• _Brief 1_:
Answer these questions using the Tangram article.
(a) Through which two sources can Tangram be installed?
(b) What terminal command installs Tangram with Flatpak?
(c) Which site does the article say absolutely will not work with Tangram?
• _Brief 2_: Repeat word for word the part of the Tangram article that opens with the words "- Add any website" and closes with "Flatpak-supporting Linux distribution.".

• _Source document_:
+---+

That’s why, when Tangram was released, I was all over it. Tangram is a web browser created specifically for running web applications. That’s all it does. In fact, using Tangram as your web app-specific browser makes so much sense (once you start using it). Tangram makes it possible for you to save all those web application URLs in a convenient sidebar, so you can open the application and quickly log into the web app you need. It’s fast, it’s simple, it’s reliable and it’s open-source.
The feature list of Tangram is short (because it has such a narrow focus) and includes:
- Saved tabs can be re-ordered in the sidebar (which can be moved to a top bar).
- Add any website or service as a web application.
- Built-in user agent switcher.
- Keyboard shortcuts.
- Persistent, independent tabs.
- Custom title
- Smart notifications
And that’s it. But what more do you need?
Let’s install Tangram. It’s only available for the Linux operating system and only installable via Flatpak or from the Arch User Repository (AUR). I’m going to demonstrate the installation on Pop!_OS Linux, but the installation will be the same on any Flatpak-supporting Linux distribution.
Let’s get Tangram installed.
How to install Tangram
Installing with Flatpak is incredibly simple. Log into your Linux desktop and open a terminal window. In the terminal, issue the command:
flatpak install flathub re.sonny.Tangram
You will be prompted to continue with the installation (Figure A).
Once the installation is complete, locate Tangram in your desktop menu and launch it.
How to use Tangram
If you’ve used a web browser, you can use Tangram. Open the newly installed app and you’ll be greeted by the bare-bones browser (Figure B).
Type a URL into the address bar and hit enter. Let’s just say, for example, you want to add the TechRepublic site as a web app in Tangram (although it’s not actually a web application). Go to www.techrepublic.com and hit Enter. After the page loads, click Done (Figure C).
When prompted (Figure D), give the entry a name and (if necessary) change the User-Agent. Click Add and the site will be saved to the Tangram sidebar.
Once you’ve saved all the sites you need in the sidebar (Figure E), it’s just a matter of clicking one (in the side bar) to use it.
You knew it was coming because every application and service on the planet has a caveat. Some sites simply won’t work with Tangram. From my experience so far, those sites are few and far between. One site that absolutely will not work is Zencastr, which happens to be a service that runs on very few browsers to begin with, so it should come as no surprise it won’t work with Tangram. So, if you have a site you use that is finicky about which browser it will load on, give it a test on Tangram to see if it’ll load. You might be surprised.
Outside of that one caveat, Tangram is a fantastic way to make your on-the-go web app usage a bit more efficient and organized.

+---+

[Dataset entries]

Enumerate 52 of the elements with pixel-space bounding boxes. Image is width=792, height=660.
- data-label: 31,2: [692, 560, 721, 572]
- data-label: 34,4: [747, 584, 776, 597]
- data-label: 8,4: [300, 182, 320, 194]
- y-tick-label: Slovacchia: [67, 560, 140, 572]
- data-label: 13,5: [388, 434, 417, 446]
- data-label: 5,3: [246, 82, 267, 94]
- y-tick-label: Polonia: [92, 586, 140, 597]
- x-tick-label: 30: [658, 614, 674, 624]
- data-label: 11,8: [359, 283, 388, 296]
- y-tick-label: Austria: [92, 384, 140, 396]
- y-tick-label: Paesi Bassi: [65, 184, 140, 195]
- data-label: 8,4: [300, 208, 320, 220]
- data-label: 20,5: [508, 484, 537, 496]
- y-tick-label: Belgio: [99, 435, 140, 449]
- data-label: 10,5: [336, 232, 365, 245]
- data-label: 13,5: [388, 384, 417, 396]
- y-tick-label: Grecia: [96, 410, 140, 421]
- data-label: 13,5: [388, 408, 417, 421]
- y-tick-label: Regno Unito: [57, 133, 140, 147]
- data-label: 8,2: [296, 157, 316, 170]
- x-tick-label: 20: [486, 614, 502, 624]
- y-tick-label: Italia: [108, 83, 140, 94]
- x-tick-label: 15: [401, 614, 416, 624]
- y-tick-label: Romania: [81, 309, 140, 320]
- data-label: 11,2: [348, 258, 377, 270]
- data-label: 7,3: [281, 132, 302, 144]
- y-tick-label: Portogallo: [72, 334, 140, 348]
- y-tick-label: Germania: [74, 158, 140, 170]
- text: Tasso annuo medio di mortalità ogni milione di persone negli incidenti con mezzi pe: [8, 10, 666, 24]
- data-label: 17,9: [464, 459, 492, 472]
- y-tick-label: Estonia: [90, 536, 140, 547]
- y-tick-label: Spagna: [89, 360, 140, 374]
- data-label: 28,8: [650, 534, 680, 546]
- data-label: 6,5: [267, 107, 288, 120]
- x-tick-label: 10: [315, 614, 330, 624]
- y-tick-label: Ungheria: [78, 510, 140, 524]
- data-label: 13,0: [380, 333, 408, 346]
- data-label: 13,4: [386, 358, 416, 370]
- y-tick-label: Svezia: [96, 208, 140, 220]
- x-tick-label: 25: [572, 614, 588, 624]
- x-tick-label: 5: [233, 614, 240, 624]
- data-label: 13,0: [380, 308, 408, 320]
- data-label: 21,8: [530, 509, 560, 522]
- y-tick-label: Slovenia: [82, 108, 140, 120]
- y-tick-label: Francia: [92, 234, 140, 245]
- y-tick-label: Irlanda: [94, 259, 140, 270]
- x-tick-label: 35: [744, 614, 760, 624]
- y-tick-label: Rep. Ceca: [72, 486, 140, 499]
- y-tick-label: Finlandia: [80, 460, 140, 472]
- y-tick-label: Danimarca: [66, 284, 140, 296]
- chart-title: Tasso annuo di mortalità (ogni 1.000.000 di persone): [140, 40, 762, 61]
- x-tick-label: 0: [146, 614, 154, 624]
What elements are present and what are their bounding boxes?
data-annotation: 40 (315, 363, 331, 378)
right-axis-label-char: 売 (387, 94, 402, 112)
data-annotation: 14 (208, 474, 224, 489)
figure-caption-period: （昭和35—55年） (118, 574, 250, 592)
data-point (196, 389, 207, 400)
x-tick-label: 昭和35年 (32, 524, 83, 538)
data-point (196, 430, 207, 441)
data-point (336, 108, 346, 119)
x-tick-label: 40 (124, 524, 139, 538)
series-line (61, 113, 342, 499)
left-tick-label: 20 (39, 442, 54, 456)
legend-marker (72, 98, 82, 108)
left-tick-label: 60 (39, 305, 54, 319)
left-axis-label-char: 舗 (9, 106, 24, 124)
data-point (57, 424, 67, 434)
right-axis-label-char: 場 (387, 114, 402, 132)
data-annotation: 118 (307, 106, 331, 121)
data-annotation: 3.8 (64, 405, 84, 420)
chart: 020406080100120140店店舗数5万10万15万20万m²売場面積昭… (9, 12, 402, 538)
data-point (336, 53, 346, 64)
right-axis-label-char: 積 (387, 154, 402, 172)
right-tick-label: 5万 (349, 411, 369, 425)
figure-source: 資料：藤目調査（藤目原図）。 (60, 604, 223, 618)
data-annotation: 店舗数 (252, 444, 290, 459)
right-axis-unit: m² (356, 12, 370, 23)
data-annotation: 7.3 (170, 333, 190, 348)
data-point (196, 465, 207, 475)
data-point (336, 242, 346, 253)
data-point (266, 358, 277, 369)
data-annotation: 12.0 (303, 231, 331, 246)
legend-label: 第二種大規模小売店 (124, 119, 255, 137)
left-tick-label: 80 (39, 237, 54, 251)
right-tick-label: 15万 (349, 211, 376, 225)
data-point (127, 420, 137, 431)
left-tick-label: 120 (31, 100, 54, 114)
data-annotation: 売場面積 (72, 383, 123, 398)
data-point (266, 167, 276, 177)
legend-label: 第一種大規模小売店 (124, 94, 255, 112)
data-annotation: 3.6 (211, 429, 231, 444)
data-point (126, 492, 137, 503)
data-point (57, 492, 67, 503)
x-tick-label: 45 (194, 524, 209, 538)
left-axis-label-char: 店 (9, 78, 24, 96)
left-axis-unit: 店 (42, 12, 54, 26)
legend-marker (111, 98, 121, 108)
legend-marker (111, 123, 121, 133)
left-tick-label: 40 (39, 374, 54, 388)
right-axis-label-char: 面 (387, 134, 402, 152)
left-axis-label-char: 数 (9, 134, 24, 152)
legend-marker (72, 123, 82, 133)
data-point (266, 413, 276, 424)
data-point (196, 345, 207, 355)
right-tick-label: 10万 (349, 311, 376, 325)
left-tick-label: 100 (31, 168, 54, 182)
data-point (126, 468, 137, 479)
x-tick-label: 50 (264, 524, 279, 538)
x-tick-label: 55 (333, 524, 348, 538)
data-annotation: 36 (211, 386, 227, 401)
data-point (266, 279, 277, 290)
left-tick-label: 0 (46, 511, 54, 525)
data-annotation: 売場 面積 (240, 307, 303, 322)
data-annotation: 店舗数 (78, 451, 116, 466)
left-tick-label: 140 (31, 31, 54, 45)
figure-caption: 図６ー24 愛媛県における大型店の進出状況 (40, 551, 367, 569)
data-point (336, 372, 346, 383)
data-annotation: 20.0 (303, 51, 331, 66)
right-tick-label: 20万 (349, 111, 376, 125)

+---+

• _Answer box 1_:
(a) Flatpak or the Arch User Repository (AUR)
(b) flatpak install flathub re.sonny.Tangram
(c) Zencastr

• _Answer box 2_:
- Add any website or service as a web application.
- Built-in user agent switcher.
- Keyboard shortcuts.
- Persistent, independent tabs.
- Custom title
- Smart notifications
And that’s it. But what more do you need?
Let’s install Tangram. It’s only available for the Linux operating system and only installable via Flatpak or from the Arch User Repository (AUR). I’m going to demonstrate the installation on Pop!_OS Linux, but the installation will be the same on any Flatpak-supporting Linux distribution.